Given problem — Search the data for the word "colors" and copy every line that contains it.

****************

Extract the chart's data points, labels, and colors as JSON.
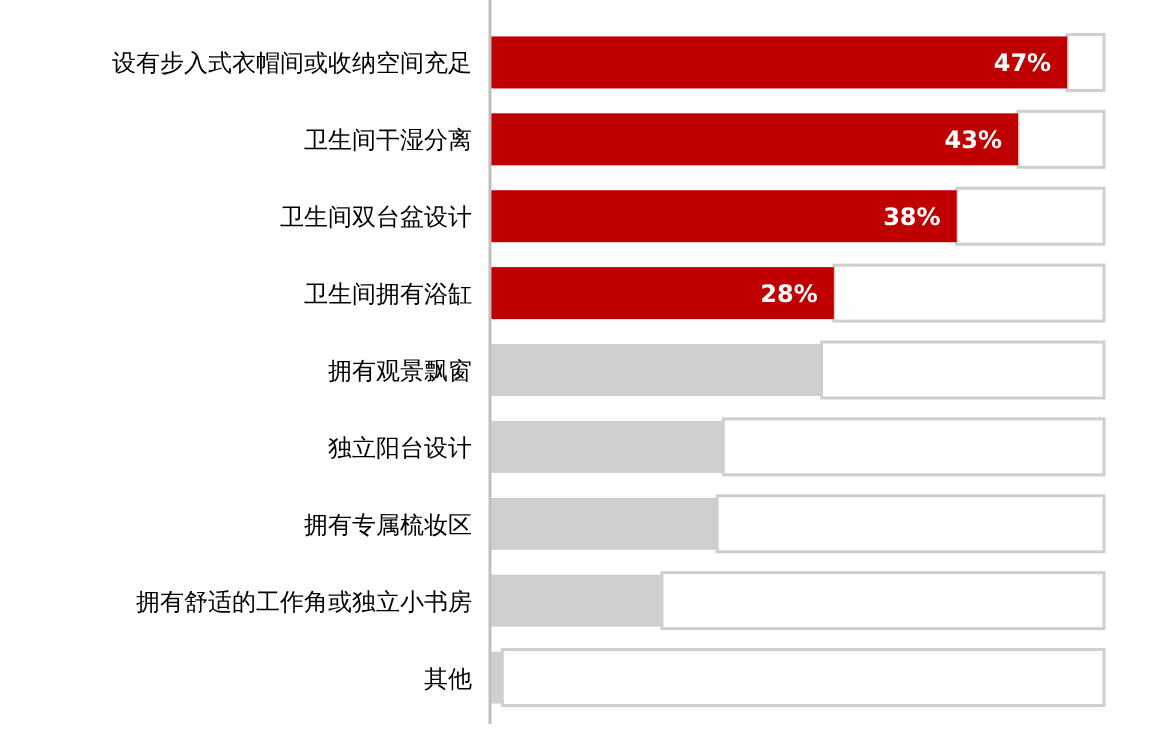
{
  "chart_data": {
    "type": "bar",
    "orientation": "horizontal",
    "categories": [
      "设有步入式衣帽间或收纳空间充足",
      "卫生间干湿分离",
      "卫生间双台盆设计",
      "卫生间拥有浴缸",
      "拥有观景飘窗",
      "独立阳台设计",
      "拥有专属梳妆区",
      "拥有舒适的工作角或独立小书房",
      "其他"
    ],
    "values": [
      47,
      43,
      38,
      28,
      27,
      19,
      18.5,
      14,
      1
    ],
    "value_labels": [
      "47%",
      "43%",
      "38%",
      "28%",
      null,
      null,
      null,
      null,
      null
    ],
    "colors": [
      "#c00000",
      "#c00000",
      "#c00000",
      "#c00000",
      "#d0cece",
      "#d0cece",
      "#d0cece",
      "#d0cece",
      "#d0cece"
    ],
    "xlim": [
      0,
      50
    ]
  }
}
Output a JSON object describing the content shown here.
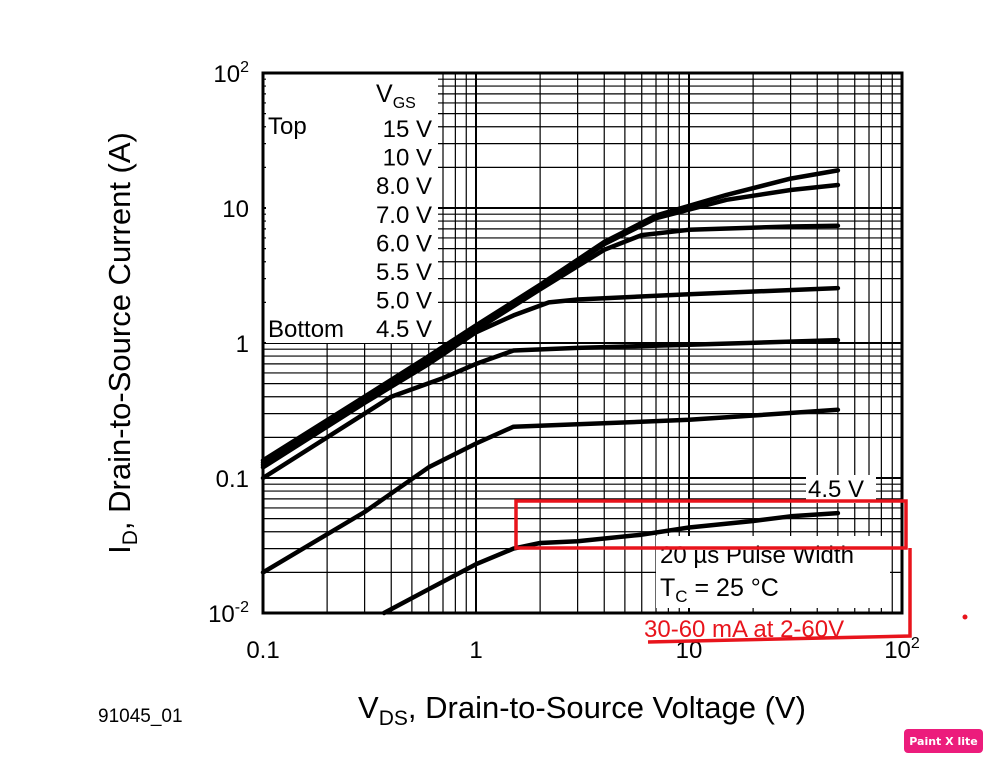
{
  "chart_data": {
    "type": "line",
    "x_scale": "log",
    "y_scale": "log",
    "xlim": [
      0.1,
      100
    ],
    "ylim": [
      0.01,
      100
    ],
    "grid": true,
    "xlabel": "V_DS, Drain-to-Source Voltage (V)",
    "ylabel": "I_D, Drain-to-Source Current (A)",
    "x_ticks": [
      {
        "value": 0.1,
        "label": "0.1"
      },
      {
        "value": 1,
        "label": "1"
      },
      {
        "value": 10,
        "label": "10"
      },
      {
        "value": 100,
        "label": "10",
        "sup": "2"
      }
    ],
    "y_ticks": [
      {
        "value": 0.01,
        "label": "10",
        "sup": "-2"
      },
      {
        "value": 0.1,
        "label": "0.1"
      },
      {
        "value": 1,
        "label": "1"
      },
      {
        "value": 10,
        "label": "10"
      },
      {
        "value": 100,
        "label": "10",
        "sup": "2"
      }
    ],
    "legend": {
      "title": "VGS",
      "title_main": "V",
      "title_sub": "GS",
      "top_label": "Top",
      "bottom_label": "Bottom",
      "entries": [
        "15 V",
        "10 V",
        "8.0 V",
        "7.0 V",
        "6.0 V",
        "5.5 V",
        "5.0 V",
        "4.5 V"
      ]
    },
    "annotations": {
      "curve_label": "4.5 V",
      "pulse_width": "20 µs Pulse Width",
      "tc_main": "T",
      "tc_sub": "C",
      "tc_rest": " = 25 °C",
      "red_note": "30-60 mA at 2-60V"
    },
    "series": [
      {
        "points": [
          [
            0.1,
            0.135
          ],
          [
            0.3,
            0.4
          ],
          [
            0.6,
            0.8
          ],
          [
            1,
            1.35
          ],
          [
            2,
            2.7
          ],
          [
            4,
            5.6
          ],
          [
            7,
            8.8
          ],
          [
            15,
            12.5
          ],
          [
            30,
            16.5
          ],
          [
            50,
            19
          ]
        ]
      },
      {
        "points": [
          [
            0.1,
            0.13
          ],
          [
            0.3,
            0.38
          ],
          [
            0.6,
            0.75
          ],
          [
            1,
            1.3
          ],
          [
            2,
            2.6
          ],
          [
            4,
            5.4
          ],
          [
            7,
            8.4
          ],
          [
            15,
            11.5
          ],
          [
            30,
            13.6
          ],
          [
            50,
            14.8
          ]
        ]
      },
      {
        "points": [
          [
            0.1,
            0.125
          ],
          [
            0.3,
            0.37
          ],
          [
            0.6,
            0.73
          ],
          [
            1,
            1.25
          ],
          [
            2,
            2.5
          ],
          [
            4,
            4.9
          ],
          [
            6,
            6.3
          ],
          [
            10,
            6.9
          ],
          [
            30,
            7.3
          ],
          [
            50,
            7.4
          ]
        ]
      },
      {
        "points": [
          [
            0.1,
            0.12
          ],
          [
            0.3,
            0.36
          ],
          [
            0.6,
            0.7
          ],
          [
            1,
            1.2
          ],
          [
            1.5,
            1.6
          ],
          [
            2.2,
            2.0
          ],
          [
            3,
            2.1
          ],
          [
            10,
            2.3
          ],
          [
            50,
            2.55
          ]
        ]
      },
      {
        "points": [
          [
            0.1,
            0.1
          ],
          [
            0.2,
            0.2
          ],
          [
            0.4,
            0.4
          ],
          [
            0.7,
            0.55
          ],
          [
            1,
            0.7
          ],
          [
            1.5,
            0.88
          ],
          [
            3,
            0.92
          ],
          [
            10,
            0.97
          ],
          [
            50,
            1.05
          ]
        ]
      },
      {
        "points": [
          [
            0.1,
            0.02
          ],
          [
            0.3,
            0.056
          ],
          [
            0.6,
            0.12
          ],
          [
            1,
            0.18
          ],
          [
            1.5,
            0.24
          ],
          [
            3,
            0.25
          ],
          [
            10,
            0.27
          ],
          [
            50,
            0.32
          ]
        ]
      },
      {
        "points": [
          [
            0.37,
            0.01
          ],
          [
            0.6,
            0.015
          ],
          [
            1,
            0.023
          ],
          [
            1.5,
            0.03
          ],
          [
            2,
            0.033
          ],
          [
            3,
            0.034
          ],
          [
            6,
            0.038
          ],
          [
            10,
            0.043
          ],
          [
            20,
            0.048
          ],
          [
            30,
            0.052
          ],
          [
            50,
            0.055
          ]
        ]
      }
    ],
    "figure_id": "91045_01",
    "watermark": "Paint X lite"
  }
}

****************

Worked answer —
Extract the chart's data points, labels, and colors as JSON.
    "colors": [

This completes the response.